● **WHAT NEEDS TO BE DONE**: Would you retype all of these records exactly?

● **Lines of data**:
====================

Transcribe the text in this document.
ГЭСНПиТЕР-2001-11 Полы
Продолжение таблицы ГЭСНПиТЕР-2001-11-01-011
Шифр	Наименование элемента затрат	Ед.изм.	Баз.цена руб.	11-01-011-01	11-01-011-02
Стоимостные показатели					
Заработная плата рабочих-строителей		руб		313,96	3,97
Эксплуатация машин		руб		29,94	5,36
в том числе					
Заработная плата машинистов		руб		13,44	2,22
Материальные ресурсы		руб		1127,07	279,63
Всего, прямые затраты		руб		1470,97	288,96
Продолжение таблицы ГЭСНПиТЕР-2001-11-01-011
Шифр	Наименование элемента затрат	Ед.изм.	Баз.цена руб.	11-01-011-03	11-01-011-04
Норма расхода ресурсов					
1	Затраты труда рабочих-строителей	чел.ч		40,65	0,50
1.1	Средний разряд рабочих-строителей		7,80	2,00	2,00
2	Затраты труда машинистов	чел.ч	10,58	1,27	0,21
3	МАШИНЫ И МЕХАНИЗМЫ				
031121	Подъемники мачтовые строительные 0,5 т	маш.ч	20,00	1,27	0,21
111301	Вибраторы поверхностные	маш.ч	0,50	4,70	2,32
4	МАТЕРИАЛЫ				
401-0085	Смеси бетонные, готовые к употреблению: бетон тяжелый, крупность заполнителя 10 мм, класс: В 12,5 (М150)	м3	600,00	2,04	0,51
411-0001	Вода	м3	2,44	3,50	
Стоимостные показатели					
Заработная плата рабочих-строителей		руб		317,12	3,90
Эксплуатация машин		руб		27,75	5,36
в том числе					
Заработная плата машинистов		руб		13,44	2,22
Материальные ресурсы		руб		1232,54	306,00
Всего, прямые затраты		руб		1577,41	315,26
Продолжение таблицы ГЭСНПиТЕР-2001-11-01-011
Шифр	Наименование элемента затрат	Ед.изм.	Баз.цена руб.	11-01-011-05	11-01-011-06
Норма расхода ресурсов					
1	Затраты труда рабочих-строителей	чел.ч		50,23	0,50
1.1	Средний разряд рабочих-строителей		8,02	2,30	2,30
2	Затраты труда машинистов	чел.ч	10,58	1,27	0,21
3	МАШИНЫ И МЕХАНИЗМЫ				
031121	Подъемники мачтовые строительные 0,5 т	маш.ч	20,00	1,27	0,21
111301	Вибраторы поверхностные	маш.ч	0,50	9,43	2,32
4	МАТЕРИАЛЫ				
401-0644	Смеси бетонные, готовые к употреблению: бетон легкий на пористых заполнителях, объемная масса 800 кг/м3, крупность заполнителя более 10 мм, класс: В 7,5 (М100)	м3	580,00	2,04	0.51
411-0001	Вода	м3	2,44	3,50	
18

====================

● **RESULT**:
Transcribe the text in this document.
ГЭСНПиТЕР-2001-11 Полы
Продолжение таблицы ГЭСНПиТЕР-2001-11-01-011
Шифр	Наименование элемента затрат	Ед.изм.	Баз.цена руб.	11-01-011-01	11-01-011-02
Стоимостные показатели					
Заработная плата рабочих-строителей		руб		313,96	3,97
Эксплуатация машин		руб		29,94	5,36
в том числе					
Заработная плата машинистов		руб		13,44	2,22
Материальные ресурсы		руб		1127,07	279,63
Всего, прямые затраты		руб		1470,97	288,96
Продолжение таблицы ГЭСНПиТЕР-2001-11-01-011
Шифр	Наименование элемента затрат	Ед.изм.	Баз.цена руб.	11-01-011-03	11-01-011-04
Норма расхода ресурсов					
1	Затраты труда рабочих-строителей	чел.ч		40,65	0,50
1.1	Средний разряд рабочих-строителей		7,80	2,00	2,00
2	Затраты труда машинистов	чел.ч	10,58	1,27	0,21
3	МАШИНЫ И МЕХАНИЗМЫ				
031121	Подъемники мачтовые строительные 0,5 т	маш.ч	20,00	1,27	0,21
111301	Вибраторы поверхностные	маш.ч	0,50	4,70	2,32
4	МАТЕРИАЛЫ				
401-0085	Смеси бетонные, готовые к употреблению: бетон тяжелый, крупность заполнителя 10 мм, класс: В 12,5 (М150)	м3	600,00	2,04	0,51
411-0001	Вода	м3	2,44	3,50	
Стоимостные показатели					
Заработная плата рабочих-строителей		руб		317,12	3,90
Эксплуатация машин		руб		27,75	5,36
в том числе					
Заработная плата машинистов		руб		13,44	2,22
Материальные ресурсы		руб		1232,54	306,00
Всего, прямые затраты		руб		1577,41	315,26
Продолжение таблицы ГЭСНПиТЕР-2001-11-01-011
Шифр	Наименование элемента затрат	Ед.изм.	Баз.цена руб.	11-01-011-05	11-01-011-06
Норма расхода ресурсов					
1	Затраты труда рабочих-строителей	чел.ч		50,23	0,50
1.1	Средний разряд рабочих-строителей		8,02	2,30	2,30
2	Затраты труда машинистов	чел.ч	10,58	1,27	0,21
3	МАШИНЫ И МЕХАНИЗМЫ				
031121	Подъемники мачтовые строительные 0,5 т	маш.ч	20,00	1,27	0,21
111301	Вибраторы поверхностные	маш.ч	0,50	9,43	2,32
4	МАТЕРИАЛЫ				
401-0644	Смеси бетонные, готовые к употреблению: бетон легкий на пористых заполнителях, объемная масса 800 кг/м3, крупность заполнителя более 10 мм, класс: В 7,5 (М100)	м3	580,00	2,04	0.51
411-0001	Вода	м3	2,44	3,50	
18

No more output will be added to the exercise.